**Extrait choisi:**
──────

L'autre grand mérite du film, j'en ai parlé, c'est la mise en scène des espaces où déambulent les futurs moines et en particulier celle du corridor. Au bout de ce corridor, le monde apparaît sous la forme d'une baie vitrée qui donne sur le canal. Par cette baie, Andréa peut observer le passage régulier des vapeurs qui longent l'île de Santo Giorgio di Maggiore et parfois, exceptionnellement les clartés d'un feu d'artifice. Mais ce couloir donne aussi sur un mystère, celui de l'infirmerie qui attire dès son arrivée le jeune novice. L'infirmerie ne comporte qu'un seul malade, veillé par Zanna, un être décharné, dont on entrevoit plusieurs fois la silhouette marchant au milieu du couloir dans un contre-jour onirique. Ce frère moribond dont on ne sait rien incarne les souffrances du Christ et s'oppose vivement avec le ton définitif et sec des premières homélies d'Andréa.

──────

D'après l'extrait sur le film, qui veille le seul malade de l'infirmerie ?

(Entrées de données)
──────

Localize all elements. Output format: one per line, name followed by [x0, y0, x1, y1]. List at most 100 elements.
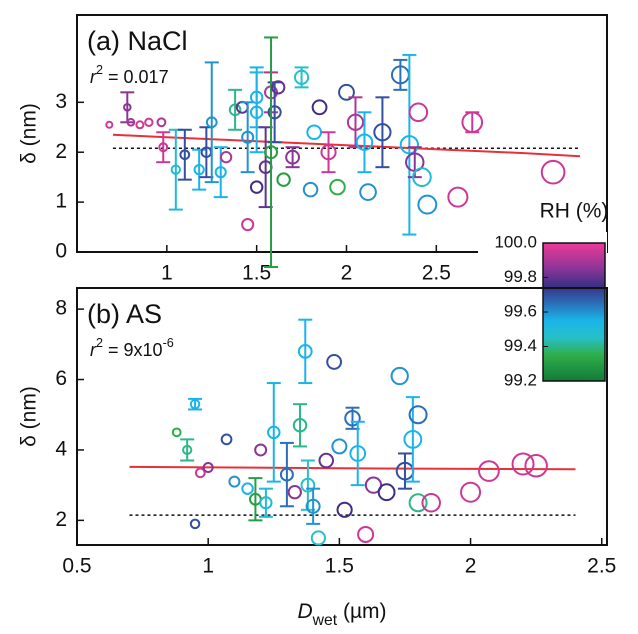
x-tick-label: 1 — [202, 555, 214, 578]
y-tick-label: 0 — [55, 240, 67, 263]
point — [267, 105, 282, 120]
point — [179, 149, 191, 161]
point — [292, 418, 308, 433]
text-part: = 9x10 — [103, 340, 163, 360]
point — [276, 172, 291, 187]
point — [305, 498, 321, 514]
point — [326, 354, 343, 370]
point — [205, 116, 218, 129]
point — [228, 103, 242, 117]
point — [144, 117, 154, 127]
point — [399, 135, 419, 155]
point — [306, 124, 322, 141]
point — [271, 80, 286, 95]
point — [241, 482, 254, 495]
point — [421, 493, 441, 513]
point — [511, 452, 535, 476]
y-tick-label: 8 — [55, 297, 67, 320]
point — [214, 166, 227, 179]
point — [194, 467, 206, 479]
point — [158, 142, 169, 153]
colorbar-tick-label: 99.6 — [504, 301, 537, 320]
r2-annotation: r2 = 9x10-6 — [90, 336, 174, 359]
point — [123, 103, 132, 112]
text-part: (µm) — [337, 600, 386, 623]
point — [249, 105, 264, 120]
point — [540, 159, 566, 185]
point — [302, 181, 319, 198]
r2-annotation: r2 = 0.017 — [90, 63, 169, 86]
y-tick-label: 2 — [55, 140, 67, 163]
y-axis-label: δ (nm) — [18, 386, 41, 447]
point — [417, 194, 438, 215]
panel-title: (a) NaCl — [87, 26, 188, 56]
point — [279, 467, 294, 482]
point — [287, 485, 302, 500]
point — [241, 218, 255, 232]
plot-frame — [76, 14, 608, 253]
point — [408, 493, 428, 513]
text-part: 2 — [96, 63, 103, 77]
point — [408, 102, 429, 123]
point — [336, 501, 353, 518]
point — [126, 117, 136, 127]
point — [249, 180, 264, 194]
point — [189, 398, 201, 410]
point — [377, 483, 396, 502]
colorbar-tick-label: 99.2 — [504, 370, 537, 389]
point — [390, 366, 409, 386]
point — [170, 164, 182, 175]
point — [156, 117, 167, 128]
point — [235, 100, 249, 114]
x-tick-label: 2 — [465, 555, 477, 578]
point — [346, 113, 365, 131]
colorbar-tick-label: 99.4 — [504, 336, 537, 355]
y-tick-label: 4 — [55, 437, 67, 460]
x-tick-label: 2.5 — [422, 262, 451, 285]
point — [219, 151, 233, 164]
point — [267, 425, 281, 440]
fit-line — [129, 465, 576, 471]
plot-frame — [76, 287, 608, 546]
colorbar-tick-label: 100.0 — [494, 232, 537, 251]
point — [241, 130, 255, 144]
text-part: wet — [312, 612, 338, 629]
point — [412, 167, 432, 188]
point — [193, 164, 205, 176]
point — [403, 429, 423, 449]
point — [259, 496, 273, 510]
point — [202, 462, 214, 474]
x-tick-label: 1 — [161, 262, 173, 285]
point — [228, 475, 241, 488]
y-tick-label: 2 — [55, 508, 67, 531]
point — [357, 525, 375, 543]
fit-line — [112, 133, 581, 158]
x-tick-label: 1.5 — [325, 555, 354, 578]
colorbar — [542, 242, 606, 382]
panel-title: (b) AS — [87, 299, 162, 329]
point — [338, 83, 355, 101]
point — [524, 454, 548, 478]
point — [189, 518, 201, 530]
x-tick-label: 1.5 — [242, 262, 271, 285]
point — [297, 344, 313, 359]
point — [264, 145, 279, 160]
x-axis-label: Dwet (µm) — [297, 600, 386, 629]
x-tick-label: 2.5 — [587, 555, 616, 578]
point — [294, 69, 310, 85]
text-part: -6 — [163, 336, 174, 350]
x-tick-label: 0.5 — [62, 555, 91, 578]
point — [447, 186, 469, 208]
y-tick-label: 6 — [55, 367, 67, 390]
point — [329, 178, 346, 196]
point — [285, 149, 300, 165]
point — [461, 111, 484, 134]
point — [331, 438, 348, 455]
point — [311, 99, 328, 116]
colorbar-tick-label: 99.8 — [504, 267, 537, 286]
point — [478, 460, 500, 482]
point — [364, 476, 383, 494]
point — [359, 183, 377, 201]
y-axis-label: δ (nm) — [18, 103, 41, 164]
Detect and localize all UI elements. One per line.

──────

**Réponse:**
C'est Zanna qui veille le seul malade de l'infirmerie.